Adding a New Frontend

This guide shows you how to add a custom frontend (feature extractor) to DeepFense.

Overview

Frontends in DeepFense extract features from raw audio. They typically wrap pre-trained self-supervised learning models like Wav2Vec2, WavLM, or HuBERT. Frontends must inherit from BaseFrontend and be registered with @register_frontend.

Step-by-Step Guide

Step 1: Create the Frontend File

Create a new file deepfense/models/frontends/my_frontend.py:

import torch
import torch.nn as nn
from deepfense.models.base_model import BaseFrontend
from deepfense.utils.registry import register_frontend


@register_frontend("my_ssl_model")
class MySSLWrapper(BaseFrontend):
    """
    Custom SSL model wrapper for audio feature extraction.
    
    Args:
        config: Dictionary containing configuration parameters
            - ckpt_path: Path to pretrained model checkpoint (optional)
            - freeze: Whether to freeze the model parameters (default: True)
            - output_dim: Output feature dimension
    """
    
    def __init__(self, config):
        super().__init__(config)
        
        self.model_path = config.get("ckpt_path", None)
        self.freeze = config.get("freeze", True)
        self.output_dim = config.get("output_dim", 768)
        
        # Load your model
        self.encoder = self._load_model()
        
        if self.freeze:
            for param in self.encoder.parameters():
                param.requires_grad = False
    
    def _load_model(self):
        """Load the pretrained model."""
        # Example: Load from transformers
        from transformers import AutoModel
        
        model_name = self.config.get("model_name", "facebook/wav2vec2-base")
        model = AutoModel.from_pretrained(model_name)
        
        # Load checkpoint if provided
        if self.model_path:
            checkpoint = torch.load(self.model_path, map_location="cpu")
            if isinstance(checkpoint, dict) and "model_state_dict" in checkpoint:
                model.load_state_dict(checkpoint["model_state_dict"])
            else:
                model.load_state_dict(checkpoint)
        
        return model
    
    def forward(self, x, mask=None):
        """
        Forward pass.
        
        Args:
            x: Raw audio [Batch, Time]
            mask: Optional attention mask [Batch, Time]
            
        Returns:
            Features [Batch, Time', Dim]
        """
        # Get model outputs
        outputs = self.encoder(x, attention_mask=mask)
        
        # Extract features (adjust based on your model)
        features = outputs.last_hidden_state  # [Batch, Time, Dim]
        
        return features
    
    @property
    def feature_dim(self):
        """Return feature dimension."""

> _Request 1_:
Set out the entries below as a numbered list, one line per number, skipping blank lines and leaving the pictures out.

> _Exercise data_:

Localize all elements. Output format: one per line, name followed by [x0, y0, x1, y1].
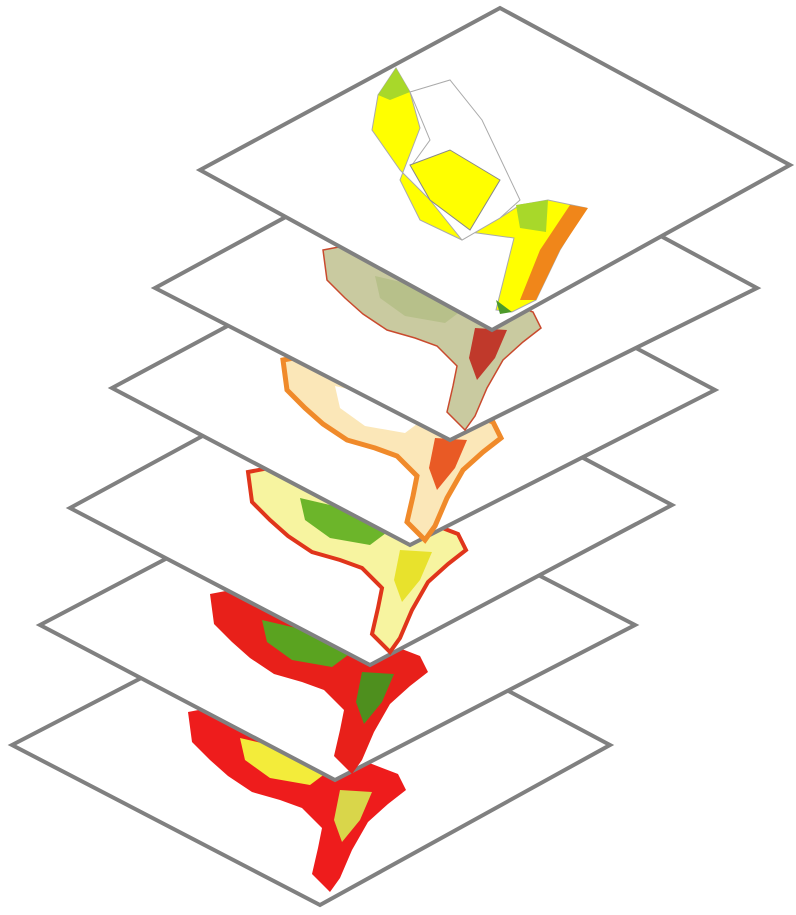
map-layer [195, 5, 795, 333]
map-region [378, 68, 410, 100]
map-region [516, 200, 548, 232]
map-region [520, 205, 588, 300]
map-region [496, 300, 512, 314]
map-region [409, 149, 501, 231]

> _Request 2_:
Continue the guide on adding a DeepFense frontend, starting after its last line.

> _Exercise response 1_:
1. Localize all elements. Output format: one per line, name followed by [x0, y0, x1, y1].
2. map-layer [195, 5, 795, 333]
3. map-region [378, 68, 410, 100]
4. map-region [516, 200, 548, 232]
5. map-region [520, 205, 588, 300]
6. map-region [496, 300, 512, 314]
7. map-region [409, 149, 501, 231]

> _Exercise response 2_:
        return self.output_dim

Step 2: Register in init.py

Import your frontend in deepfense/models/frontends/__init__.py:

from .wav2vec2 import Wav2VecWrapper
from .wavlm import WavLMWrapper
from .hubert import HubertWrapper
from .mert import MERTWrapper
from .eat import EATWrapper
from .my_frontend import MySSLWrapper  # Add this line

Important: The import statement is required for the decorator to register the frontend.

Step 3: Use in Configuration

Use your frontend in a YAML configuration file:

model:
  type: "Detector"
  frontend:
    type: "my_ssl_model"  # Your registered name
    args:
      ckpt_path: "/path/to/checkpoint.pt"  # Optional
      freeze: True
      output_dim: 768
      model_name: "facebook/wav2vec2-base"  # If using transformers

Step 4: Verify Registration

Check that your frontend is registered:

deepfense list --component-type frontends

Or programmatically:

from deepfense.models.frontends import *  # Import all frontends
from deepfense.utils.registry import FRONTEND_REGISTRY

# Check if registered
if "my_ssl_model" in FRONTEND_REGISTRY:
    print("Frontend registered successfully!")
    print("Available frontends:", FRONTEND_REGISTRY.list())

Complete Example: Custom Wav2Vec2 Variant

Here's a complete example for a custom Wav2Vec2 variant:

import torch
import torch.nn as nn
from transformers import Wav2Vec2Model, Wav2Vec2Processor
from deepfense.models.base_model import BaseFrontend
from deepfense.utils.registry import register_frontend


@register_frontend("custom_wav2vec2")
class CustomWav2Vec2Wrapper(BaseFrontend):
    """
    Custom Wav2Vec2 wrapper with layer selection.
    """
    
    def __init__(self, config):
        super().__init__(config)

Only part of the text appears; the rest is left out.